■ **Work to do**
Reproduce each line exactly. Skip none.

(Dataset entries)
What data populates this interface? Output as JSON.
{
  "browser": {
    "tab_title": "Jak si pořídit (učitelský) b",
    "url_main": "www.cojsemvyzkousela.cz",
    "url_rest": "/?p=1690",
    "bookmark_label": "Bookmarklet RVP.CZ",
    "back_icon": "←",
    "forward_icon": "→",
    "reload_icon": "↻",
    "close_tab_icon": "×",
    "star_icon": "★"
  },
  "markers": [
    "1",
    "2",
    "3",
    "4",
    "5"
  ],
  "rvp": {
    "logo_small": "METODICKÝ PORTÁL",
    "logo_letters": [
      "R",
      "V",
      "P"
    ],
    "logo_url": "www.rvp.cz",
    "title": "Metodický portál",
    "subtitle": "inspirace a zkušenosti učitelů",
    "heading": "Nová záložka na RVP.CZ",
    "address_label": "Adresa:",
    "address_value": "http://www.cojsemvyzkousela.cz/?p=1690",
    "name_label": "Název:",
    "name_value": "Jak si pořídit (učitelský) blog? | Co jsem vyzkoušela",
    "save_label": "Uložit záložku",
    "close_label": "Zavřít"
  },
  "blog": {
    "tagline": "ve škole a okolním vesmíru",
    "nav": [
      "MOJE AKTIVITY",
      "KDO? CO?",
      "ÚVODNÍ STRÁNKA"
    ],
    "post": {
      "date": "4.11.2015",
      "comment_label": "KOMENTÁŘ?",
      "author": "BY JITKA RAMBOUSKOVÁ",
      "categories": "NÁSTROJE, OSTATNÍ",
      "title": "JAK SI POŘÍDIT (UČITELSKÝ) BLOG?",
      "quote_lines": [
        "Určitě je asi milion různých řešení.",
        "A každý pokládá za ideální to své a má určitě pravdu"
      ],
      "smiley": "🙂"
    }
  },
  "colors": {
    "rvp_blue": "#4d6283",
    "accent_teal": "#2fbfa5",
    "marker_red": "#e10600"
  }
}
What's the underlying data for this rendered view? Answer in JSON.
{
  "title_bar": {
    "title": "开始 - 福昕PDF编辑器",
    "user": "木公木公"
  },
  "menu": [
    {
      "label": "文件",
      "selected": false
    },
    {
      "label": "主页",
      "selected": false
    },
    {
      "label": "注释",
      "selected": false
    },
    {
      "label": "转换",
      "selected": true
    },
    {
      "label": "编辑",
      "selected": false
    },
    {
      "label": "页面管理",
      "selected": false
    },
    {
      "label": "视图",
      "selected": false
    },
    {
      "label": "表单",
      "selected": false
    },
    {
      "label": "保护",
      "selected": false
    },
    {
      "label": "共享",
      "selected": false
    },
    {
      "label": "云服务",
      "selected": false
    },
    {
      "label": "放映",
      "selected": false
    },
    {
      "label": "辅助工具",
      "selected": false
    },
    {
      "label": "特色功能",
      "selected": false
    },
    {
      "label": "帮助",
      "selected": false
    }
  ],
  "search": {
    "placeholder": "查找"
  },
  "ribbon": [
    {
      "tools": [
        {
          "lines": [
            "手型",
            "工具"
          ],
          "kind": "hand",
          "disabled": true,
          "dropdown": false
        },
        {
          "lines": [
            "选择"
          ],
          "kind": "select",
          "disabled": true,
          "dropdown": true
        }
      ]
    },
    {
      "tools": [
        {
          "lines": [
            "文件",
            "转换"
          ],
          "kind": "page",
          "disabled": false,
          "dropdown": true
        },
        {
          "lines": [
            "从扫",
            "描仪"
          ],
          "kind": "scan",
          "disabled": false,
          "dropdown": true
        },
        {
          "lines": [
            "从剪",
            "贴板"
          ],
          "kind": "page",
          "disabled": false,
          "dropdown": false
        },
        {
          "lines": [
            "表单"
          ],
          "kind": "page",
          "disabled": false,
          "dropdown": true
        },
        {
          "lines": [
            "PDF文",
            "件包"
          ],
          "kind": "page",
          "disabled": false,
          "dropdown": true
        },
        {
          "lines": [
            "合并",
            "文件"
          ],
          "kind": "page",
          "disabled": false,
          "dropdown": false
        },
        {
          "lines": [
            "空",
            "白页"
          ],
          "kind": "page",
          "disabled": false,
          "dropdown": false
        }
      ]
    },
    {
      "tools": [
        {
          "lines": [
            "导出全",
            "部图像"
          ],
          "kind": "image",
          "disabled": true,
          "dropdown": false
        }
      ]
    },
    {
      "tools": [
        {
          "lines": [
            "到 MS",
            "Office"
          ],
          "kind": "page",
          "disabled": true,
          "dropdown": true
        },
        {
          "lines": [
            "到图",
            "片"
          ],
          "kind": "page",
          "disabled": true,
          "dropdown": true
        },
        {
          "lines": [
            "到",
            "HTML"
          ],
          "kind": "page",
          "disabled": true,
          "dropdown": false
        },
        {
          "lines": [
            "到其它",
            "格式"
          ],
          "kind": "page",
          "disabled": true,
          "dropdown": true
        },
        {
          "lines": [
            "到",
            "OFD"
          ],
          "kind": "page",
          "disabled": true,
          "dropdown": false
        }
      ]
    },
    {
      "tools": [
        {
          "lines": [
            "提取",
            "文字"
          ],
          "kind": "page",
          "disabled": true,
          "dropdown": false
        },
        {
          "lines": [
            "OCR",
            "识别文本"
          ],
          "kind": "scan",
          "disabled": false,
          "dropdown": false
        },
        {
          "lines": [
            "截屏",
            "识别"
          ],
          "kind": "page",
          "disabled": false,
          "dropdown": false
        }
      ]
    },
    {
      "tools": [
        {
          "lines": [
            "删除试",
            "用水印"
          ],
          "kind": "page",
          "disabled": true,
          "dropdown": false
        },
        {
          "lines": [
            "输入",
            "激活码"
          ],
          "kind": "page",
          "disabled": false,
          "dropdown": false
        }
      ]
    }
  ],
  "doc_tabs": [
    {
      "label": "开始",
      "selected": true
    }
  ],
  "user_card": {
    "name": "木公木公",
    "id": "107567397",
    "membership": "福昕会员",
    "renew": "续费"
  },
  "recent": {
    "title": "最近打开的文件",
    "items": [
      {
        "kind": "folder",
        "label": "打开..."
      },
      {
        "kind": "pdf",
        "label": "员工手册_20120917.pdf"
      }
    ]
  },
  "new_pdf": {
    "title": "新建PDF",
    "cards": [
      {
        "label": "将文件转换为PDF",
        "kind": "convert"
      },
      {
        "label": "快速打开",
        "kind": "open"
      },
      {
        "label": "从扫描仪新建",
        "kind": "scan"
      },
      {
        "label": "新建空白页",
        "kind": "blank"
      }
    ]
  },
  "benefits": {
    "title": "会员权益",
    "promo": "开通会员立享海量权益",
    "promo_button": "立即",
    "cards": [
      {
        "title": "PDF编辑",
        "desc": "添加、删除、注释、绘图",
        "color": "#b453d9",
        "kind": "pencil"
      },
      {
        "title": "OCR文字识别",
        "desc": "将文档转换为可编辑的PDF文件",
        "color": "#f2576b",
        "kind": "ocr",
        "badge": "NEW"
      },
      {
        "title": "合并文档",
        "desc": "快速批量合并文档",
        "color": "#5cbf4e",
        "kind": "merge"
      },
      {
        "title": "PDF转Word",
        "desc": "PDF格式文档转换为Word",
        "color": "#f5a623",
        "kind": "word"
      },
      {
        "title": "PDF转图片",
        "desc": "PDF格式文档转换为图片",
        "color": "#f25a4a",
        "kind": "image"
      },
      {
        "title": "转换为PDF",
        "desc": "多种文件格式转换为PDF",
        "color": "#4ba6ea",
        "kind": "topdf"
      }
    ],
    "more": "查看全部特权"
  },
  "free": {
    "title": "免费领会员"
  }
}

■ **Solution**
What data populates this interface? Output as JSON.
{
  "browser": {
    "tab_title": "Jak si pořídit (učitelský) b",
    "url_main": "www.cojsemvyzkousela.cz",
    "url_rest": "/?p=1690",
    "bookmark_label": "Bookmarklet RVP.CZ",
    "back_icon": "←",
    "forward_icon": "→",
    "reload_icon": "↻",
    "close_tab_icon": "×",
    "star_icon": "★"
  },
  "markers": [
    "1",
    "2",
    "3",
    "4",
    "5"
  ],
  "rvp": {
    "logo_small": "METODICKÝ PORTÁL",
    "logo_letters": [
      "R",
      "V",
      "P"
    ],
    "logo_url": "www.rvp.cz",
    "title": "Metodický portál",
    "subtitle": "inspirace a zkušenosti učitelů",
    "heading": "Nová záložka na RVP.CZ",
    "address_label": "Adresa:",
    "address_value": "http://www.cojsemvyzkousela.cz/?p=1690",
    "name_label": "Název:",
    "name_value": "Jak si pořídit (učitelský) blog? | Co jsem vyzkoušela",
    "save_label": "Uložit záložku",
    "close_label": "Zavřít"
  },
  "blog": {
    "tagline": "ve škole a okolním vesmíru",
    "nav": [
      "MOJE AKTIVITY",
      "KDO? CO?",
      "ÚVODNÍ STRÁNKA"
    ],
    "post": {
      "date": "4.11.2015",
      "comment_label": "KOMENTÁŘ?",
      "author": "BY JITKA RAMBOUSKOVÁ",
      "categories": "NÁSTROJE, OSTATNÍ",
      "title": "JAK SI POŘÍDIT (UČITELSKÝ) BLOG?",
      "quote_lines": [
        "Určitě je asi milion různých řešení.",
        "A každý pokládá za ideální to své a má určitě pravdu"
      ],
      "smiley": "🙂"
    }
  },
  "colors": {
    "rvp_blue": "#4d6283",
    "accent_teal": "#2fbfa5",
    "marker_red": "#e10600"
  }
}
What's the underlying data for this rendered view? Answer in JSON.
{
  "title_bar": {
    "title": "开始 - 福昕PDF编辑器",
    "user": "木公木公"
  },
  "menu": [
    {
      "label": "文件",
      "selected": false
    },
    {
      "label": "主页",
      "selected": false
    },
    {
      "label": "注释",
      "selected": false
    },
    {
      "label": "转换",
      "selected": true
    },
    {
      "label": "编辑",
      "selected": false
    },
    {
      "label": "页面管理",
      "selected": false
    },
    {
      "label": "视图",
      "selected": false
    },
    {
      "label": "表单",
      "selected": false
    },
    {
      "label": "保护",
      "selected": false
    },
    {
      "label": "共享",
      "selected": false
    },
    {
      "label": "云服务",
      "selected": false
    },
    {
      "label": "放映",
      "selected": false
    },
    {
      "label": "辅助工具",
      "selected": false
    },
    {
      "label": "特色功能",
      "selected": false
    },
    {
      "label": "帮助",
      "selected": false
    }
  ],
  "search": {
    "placeholder": "查找"
  },
  "ribbon": [
    {
      "tools": [
        {
          "lines": [
            "手型",
            "工具"
          ],
          "kind": "hand",
          "disabled": true,
          "dropdown": false
        },
        {
          "lines": [
            "选择"
          ],
          "kind": "select",
          "disabled": true,
          "dropdown": true
        }
      ]
    },
    {
      "tools": [
        {
          "lines": [
            "文件",
            "转换"
          ],
          "kind": "page",
          "disabled": false,
          "dropdown": true
        },
        {
          "lines": [
            "从扫",
            "描仪"
          ],
          "kind": "scan",
          "disabled": false,
          "dropdown": true
        },
        {
          "lines": [
            "从剪",
            "贴板"
          ],
          "kind": "page",
          "disabled": false,
          "dropdown": false
        },
        {
          "lines": [
            "表单"
          ],
          "kind": "page",
          "disabled": false,
          "dropdown": true
        },
        {
          "lines": [
            "PDF文",
            "件包"
          ],
          "kind": "page",
          "disabled": false,
          "dropdown": true
        },
        {
          "lines": [
            "合并",
            "文件"
          ],
          "kind": "page",
          "disabled": false,
          "dropdown": false
        },
        {
          "lines": [
            "空",
            "白页"
          ],
          "kind": "page",
          "disabled": false,
          "dropdown": false
        }
      ]
    },
    {
      "tools": [
        {
          "lines": [
            "导出全",
            "部图像"
          ],
          "kind": "image",
          "disabled": true,
          "dropdown": false
        }
      ]
    },
    {
      "tools": [
        {
          "lines": [
            "到 MS",
            "Office"
          ],
          "kind": "page",
          "disabled": true,
          "dropdown": true
        },
        {
          "lines": [
            "到图",
            "片"
          ],
          "kind": "page",
          "disabled": true,
          "dropdown": true
        },
        {
          "lines": [
            "到",
            "HTML"
          ],
          "kind": "page",
          "disabled": true,
          "dropdown": false
        },
        {
          "lines": [
            "到其它",
            "格式"
          ],
          "kind": "page",
          "disabled": true,
          "dropdown": true
        },
        {
          "lines": [
            "到",
            "OFD"
          ],
          "kind": "page",
          "disabled": true,
          "dropdown": false
        }
      ]
    },
    {
      "tools": [
        {
          "lines": [
            "提取",
            "文字"
          ],
          "kind": "page",
          "disabled": true,
          "dropdown": false
        },
        {
          "lines": [
            "OCR",
            "识别文本"
          ],
          "kind": "scan",
          "disabled": false,
          "dropdown": false
        },
        {
          "lines": [
            "截屏",
            "识别"
          ],
          "kind": "page",
          "disabled": false,
          "dropdown": false
        }
      ]
    },
    {
      "tools": [
        {
          "lines": [
            "删除试",
            "用水印"
          ],
          "kind": "page",
          "disabled": true,
          "dropdown": false
        },
        {
          "lines": [
            "输入",
            "激活码"
          ],
          "kind": "page",
          "disabled": false,
          "dropdown": false
        }
      ]
    }
  ],
  "doc_tabs": [
    {
      "label": "开始",
      "selected": true
    }
  ],
  "user_card": {
    "name": "木公木公",
    "id": "107567397",
    "membership": "福昕会员",
    "renew": "续费"
  },
  "recent": {
    "title": "最近打开的文件",
    "items": [
      {
        "kind": "folder",
        "label": "打开..."
      },
      {
        "kind": "pdf",
        "label": "员工手册_20120917.pdf"
      }
    ]
  },
  "new_pdf": {
    "title": "新建PDF",
    "cards": [
      {
        "label": "将文件转换为PDF",
        "kind": "convert"
      },
      {
        "label": "快速打开",
        "kind": "open"
      },
      {
        "label": "从扫描仪新建",
        "kind": "scan"
      },
      {
        "label": "新建空白页",
        "kind": "blank"
      }
    ]
  },
  "benefits": {
    "title": "会员权益",
    "promo": "开通会员立享海量权益",
    "promo_button": "立即",
    "cards": [
      {
        "title": "PDF编辑",
        "desc": "添加、删除、注释、绘图",
        "color": "#b453d9",
        "kind": "pencil"
      },
      {
        "title": "OCR文字识别",
        "desc": "将文档转换为可编辑的PDF文件",
        "color": "#f2576b",
        "kind": "ocr",
        "badge": "NEW"
      },
      {
        "title": "合并文档",
        "desc": "快速批量合并文档",
        "color": "#5cbf4e",
        "kind": "merge"
      },
      {
        "title": "PDF转Word",
        "desc": "PDF格式文档转换为Word",
        "color": "#f5a623",
        "kind": "word"
      },
      {
        "title": "PDF转图片",
        "desc": "PDF格式文档转换为图片",
        "color": "#f25a4a",
        "kind": "image"
      },
      {
        "title": "转换为PDF",
        "desc": "多种文件格式转换为PDF",
        "color": "#4ba6ea",
        "kind": "topdf"
      }
    ],
    "more": "查看全部特权"
  },
  "free": {
    "title": "免费领会员"
  }
}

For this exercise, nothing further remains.